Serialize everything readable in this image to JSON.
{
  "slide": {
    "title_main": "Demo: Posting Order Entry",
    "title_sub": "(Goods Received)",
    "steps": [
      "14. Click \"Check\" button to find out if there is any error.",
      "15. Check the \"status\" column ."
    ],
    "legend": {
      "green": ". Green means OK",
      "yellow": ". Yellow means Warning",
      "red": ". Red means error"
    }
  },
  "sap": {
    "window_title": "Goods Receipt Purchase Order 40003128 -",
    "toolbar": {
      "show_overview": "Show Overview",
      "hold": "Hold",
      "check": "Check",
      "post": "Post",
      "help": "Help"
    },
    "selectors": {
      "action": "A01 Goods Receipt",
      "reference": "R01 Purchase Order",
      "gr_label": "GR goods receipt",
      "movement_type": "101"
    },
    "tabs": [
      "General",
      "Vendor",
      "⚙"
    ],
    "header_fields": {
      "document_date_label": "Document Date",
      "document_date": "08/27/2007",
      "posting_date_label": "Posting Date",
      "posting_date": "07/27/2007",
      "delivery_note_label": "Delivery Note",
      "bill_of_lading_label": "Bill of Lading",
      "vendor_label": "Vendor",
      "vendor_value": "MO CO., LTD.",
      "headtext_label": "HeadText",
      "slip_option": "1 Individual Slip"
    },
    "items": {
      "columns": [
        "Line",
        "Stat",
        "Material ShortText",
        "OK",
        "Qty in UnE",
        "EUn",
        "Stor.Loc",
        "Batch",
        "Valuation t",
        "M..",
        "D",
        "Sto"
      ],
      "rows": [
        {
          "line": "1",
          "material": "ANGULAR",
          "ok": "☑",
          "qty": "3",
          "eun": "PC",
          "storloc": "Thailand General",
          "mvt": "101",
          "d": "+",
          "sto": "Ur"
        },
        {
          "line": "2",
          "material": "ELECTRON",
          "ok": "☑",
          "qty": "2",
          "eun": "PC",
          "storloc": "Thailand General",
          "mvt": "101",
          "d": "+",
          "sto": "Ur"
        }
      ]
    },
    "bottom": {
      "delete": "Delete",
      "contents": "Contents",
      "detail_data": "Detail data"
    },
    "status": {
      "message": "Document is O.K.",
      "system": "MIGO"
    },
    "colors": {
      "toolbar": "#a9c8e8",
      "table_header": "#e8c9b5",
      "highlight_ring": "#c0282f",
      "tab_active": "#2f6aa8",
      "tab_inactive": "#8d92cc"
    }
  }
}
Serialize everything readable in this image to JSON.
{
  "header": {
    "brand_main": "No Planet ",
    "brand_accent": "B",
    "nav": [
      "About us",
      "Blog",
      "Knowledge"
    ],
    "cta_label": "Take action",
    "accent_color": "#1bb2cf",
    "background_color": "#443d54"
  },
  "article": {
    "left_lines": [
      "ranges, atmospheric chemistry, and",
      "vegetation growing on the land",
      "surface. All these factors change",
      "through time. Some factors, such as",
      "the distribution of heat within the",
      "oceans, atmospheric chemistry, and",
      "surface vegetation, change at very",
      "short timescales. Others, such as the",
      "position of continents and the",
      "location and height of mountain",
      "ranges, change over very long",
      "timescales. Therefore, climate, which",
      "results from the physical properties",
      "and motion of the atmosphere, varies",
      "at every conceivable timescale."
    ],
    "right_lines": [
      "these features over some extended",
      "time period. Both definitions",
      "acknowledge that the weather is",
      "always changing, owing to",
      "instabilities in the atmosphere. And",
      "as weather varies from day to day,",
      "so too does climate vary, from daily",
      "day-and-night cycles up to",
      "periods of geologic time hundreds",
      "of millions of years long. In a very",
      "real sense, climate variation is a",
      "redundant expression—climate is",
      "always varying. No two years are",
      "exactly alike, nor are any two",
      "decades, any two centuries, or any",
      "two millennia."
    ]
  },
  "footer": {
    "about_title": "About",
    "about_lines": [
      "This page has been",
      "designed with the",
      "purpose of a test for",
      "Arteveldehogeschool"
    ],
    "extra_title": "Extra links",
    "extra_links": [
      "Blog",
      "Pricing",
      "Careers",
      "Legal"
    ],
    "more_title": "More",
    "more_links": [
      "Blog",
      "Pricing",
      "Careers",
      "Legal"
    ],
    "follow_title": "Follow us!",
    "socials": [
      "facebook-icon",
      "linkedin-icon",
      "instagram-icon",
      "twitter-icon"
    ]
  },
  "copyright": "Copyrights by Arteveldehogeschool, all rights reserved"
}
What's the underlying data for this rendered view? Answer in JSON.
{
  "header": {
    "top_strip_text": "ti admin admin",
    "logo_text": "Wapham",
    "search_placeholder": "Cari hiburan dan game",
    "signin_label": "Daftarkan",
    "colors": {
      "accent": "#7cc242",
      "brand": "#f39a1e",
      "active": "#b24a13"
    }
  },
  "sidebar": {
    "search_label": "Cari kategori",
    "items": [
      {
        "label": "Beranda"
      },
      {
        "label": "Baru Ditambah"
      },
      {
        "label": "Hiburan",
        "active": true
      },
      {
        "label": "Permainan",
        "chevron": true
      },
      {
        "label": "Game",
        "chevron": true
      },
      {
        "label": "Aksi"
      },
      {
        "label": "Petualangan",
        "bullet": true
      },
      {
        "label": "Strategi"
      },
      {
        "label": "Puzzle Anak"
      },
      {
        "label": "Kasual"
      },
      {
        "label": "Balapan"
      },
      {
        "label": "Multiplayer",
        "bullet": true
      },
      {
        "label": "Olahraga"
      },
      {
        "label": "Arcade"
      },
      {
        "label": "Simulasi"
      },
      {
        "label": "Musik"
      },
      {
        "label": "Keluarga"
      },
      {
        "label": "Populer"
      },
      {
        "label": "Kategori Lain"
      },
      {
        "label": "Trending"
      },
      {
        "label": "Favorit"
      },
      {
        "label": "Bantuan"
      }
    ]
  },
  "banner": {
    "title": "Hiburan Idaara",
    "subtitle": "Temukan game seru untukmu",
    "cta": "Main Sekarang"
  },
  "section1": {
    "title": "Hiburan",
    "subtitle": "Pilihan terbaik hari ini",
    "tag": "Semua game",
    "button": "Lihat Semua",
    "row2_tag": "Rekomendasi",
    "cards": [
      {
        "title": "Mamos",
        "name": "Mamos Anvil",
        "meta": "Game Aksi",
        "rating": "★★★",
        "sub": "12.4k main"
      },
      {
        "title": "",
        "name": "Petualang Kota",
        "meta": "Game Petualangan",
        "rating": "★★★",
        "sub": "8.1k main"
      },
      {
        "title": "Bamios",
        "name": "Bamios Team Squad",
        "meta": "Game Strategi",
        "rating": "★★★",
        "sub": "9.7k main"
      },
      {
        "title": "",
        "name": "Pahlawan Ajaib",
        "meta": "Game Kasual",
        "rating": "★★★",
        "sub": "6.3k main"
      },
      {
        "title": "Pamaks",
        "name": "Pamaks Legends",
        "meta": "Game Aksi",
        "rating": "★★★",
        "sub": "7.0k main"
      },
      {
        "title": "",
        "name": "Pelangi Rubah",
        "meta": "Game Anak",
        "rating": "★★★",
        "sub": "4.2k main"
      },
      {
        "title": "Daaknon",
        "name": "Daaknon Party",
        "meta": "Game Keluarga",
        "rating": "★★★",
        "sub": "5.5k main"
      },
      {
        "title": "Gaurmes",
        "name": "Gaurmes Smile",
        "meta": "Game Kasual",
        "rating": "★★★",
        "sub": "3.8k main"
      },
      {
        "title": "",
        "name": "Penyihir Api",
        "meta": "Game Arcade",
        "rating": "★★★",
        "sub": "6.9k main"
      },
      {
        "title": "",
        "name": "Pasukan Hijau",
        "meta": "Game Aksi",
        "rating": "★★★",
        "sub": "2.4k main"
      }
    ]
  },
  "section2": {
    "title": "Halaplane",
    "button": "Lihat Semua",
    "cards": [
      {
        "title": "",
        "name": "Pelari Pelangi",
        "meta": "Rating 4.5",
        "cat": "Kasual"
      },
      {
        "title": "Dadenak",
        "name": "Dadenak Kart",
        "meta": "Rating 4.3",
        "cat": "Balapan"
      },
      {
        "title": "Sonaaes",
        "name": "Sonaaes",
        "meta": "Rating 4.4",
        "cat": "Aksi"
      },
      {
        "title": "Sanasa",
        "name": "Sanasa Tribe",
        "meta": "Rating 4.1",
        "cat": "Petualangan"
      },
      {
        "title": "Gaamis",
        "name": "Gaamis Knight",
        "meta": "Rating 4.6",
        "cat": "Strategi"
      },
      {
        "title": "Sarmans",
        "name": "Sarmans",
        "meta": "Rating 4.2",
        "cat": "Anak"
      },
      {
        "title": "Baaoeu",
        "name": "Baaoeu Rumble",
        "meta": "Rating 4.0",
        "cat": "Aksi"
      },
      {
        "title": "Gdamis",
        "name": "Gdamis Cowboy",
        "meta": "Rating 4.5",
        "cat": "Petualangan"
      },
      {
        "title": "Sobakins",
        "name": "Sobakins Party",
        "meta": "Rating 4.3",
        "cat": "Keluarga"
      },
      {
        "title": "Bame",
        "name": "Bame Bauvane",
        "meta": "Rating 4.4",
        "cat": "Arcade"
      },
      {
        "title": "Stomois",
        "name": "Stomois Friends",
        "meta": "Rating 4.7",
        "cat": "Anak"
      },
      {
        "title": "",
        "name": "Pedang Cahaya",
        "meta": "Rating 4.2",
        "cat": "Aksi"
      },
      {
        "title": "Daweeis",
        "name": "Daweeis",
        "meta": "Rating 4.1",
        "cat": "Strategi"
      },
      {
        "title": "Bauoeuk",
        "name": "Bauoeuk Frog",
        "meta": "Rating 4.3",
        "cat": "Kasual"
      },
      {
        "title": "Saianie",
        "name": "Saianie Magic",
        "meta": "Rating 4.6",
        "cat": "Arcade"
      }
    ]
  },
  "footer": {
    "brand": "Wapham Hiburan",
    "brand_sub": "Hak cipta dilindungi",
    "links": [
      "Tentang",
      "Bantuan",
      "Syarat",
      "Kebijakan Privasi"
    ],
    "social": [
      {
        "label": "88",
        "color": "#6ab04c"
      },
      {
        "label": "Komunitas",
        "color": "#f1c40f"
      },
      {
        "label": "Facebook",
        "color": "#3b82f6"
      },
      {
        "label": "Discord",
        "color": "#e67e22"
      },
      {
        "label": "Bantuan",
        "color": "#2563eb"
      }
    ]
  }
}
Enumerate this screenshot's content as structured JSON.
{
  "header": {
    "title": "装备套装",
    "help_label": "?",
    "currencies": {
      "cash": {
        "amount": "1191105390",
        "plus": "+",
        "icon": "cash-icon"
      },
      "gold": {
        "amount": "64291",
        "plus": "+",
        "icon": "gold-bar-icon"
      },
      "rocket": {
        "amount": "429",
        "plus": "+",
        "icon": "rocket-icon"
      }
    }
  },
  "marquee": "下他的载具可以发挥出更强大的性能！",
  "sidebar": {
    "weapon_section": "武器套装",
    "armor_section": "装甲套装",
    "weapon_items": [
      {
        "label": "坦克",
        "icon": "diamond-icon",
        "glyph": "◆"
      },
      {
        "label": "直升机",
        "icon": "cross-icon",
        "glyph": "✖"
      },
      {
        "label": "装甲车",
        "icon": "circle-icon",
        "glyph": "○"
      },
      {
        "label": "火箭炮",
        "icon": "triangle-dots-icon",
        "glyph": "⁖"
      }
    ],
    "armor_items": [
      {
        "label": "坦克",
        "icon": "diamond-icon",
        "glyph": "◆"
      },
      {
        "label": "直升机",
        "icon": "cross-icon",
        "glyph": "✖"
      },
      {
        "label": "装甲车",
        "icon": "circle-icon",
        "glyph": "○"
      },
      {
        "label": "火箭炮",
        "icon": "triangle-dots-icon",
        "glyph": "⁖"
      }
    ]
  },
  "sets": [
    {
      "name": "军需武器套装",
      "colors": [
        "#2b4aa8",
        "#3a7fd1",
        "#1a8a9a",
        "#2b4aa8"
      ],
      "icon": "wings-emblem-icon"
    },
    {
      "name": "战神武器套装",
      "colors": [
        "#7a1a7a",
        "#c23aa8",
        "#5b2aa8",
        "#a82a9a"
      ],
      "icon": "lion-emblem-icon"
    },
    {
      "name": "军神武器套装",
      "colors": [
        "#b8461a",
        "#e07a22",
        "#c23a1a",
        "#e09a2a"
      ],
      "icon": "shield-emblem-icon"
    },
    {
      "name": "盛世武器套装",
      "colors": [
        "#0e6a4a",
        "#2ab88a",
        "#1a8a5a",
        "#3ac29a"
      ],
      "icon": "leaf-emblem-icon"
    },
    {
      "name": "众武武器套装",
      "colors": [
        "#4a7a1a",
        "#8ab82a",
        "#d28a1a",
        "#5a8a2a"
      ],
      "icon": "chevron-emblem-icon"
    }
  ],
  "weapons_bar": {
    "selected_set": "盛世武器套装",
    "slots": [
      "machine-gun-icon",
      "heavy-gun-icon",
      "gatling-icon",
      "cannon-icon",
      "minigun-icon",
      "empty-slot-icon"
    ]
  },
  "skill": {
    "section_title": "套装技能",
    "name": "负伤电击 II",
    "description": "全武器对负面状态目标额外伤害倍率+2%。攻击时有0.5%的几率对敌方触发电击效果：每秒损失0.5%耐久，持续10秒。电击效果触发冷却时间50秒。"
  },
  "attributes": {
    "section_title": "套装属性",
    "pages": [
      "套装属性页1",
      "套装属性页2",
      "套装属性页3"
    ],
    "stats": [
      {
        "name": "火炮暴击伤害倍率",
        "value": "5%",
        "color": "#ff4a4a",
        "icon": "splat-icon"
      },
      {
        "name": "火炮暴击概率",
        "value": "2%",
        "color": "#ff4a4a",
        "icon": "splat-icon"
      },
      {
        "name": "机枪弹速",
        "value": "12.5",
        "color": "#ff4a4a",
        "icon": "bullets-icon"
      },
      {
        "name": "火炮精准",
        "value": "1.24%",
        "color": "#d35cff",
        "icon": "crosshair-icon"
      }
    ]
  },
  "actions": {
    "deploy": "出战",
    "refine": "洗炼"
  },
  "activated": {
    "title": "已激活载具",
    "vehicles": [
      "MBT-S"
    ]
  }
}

Stated task: Extract every line of the records above that contains the word "Arcade".

The solution:
        "label": "Arcade"
        "meta": "Game Arcade",
        "cat": "Arcade"
        "cat": "Arcade"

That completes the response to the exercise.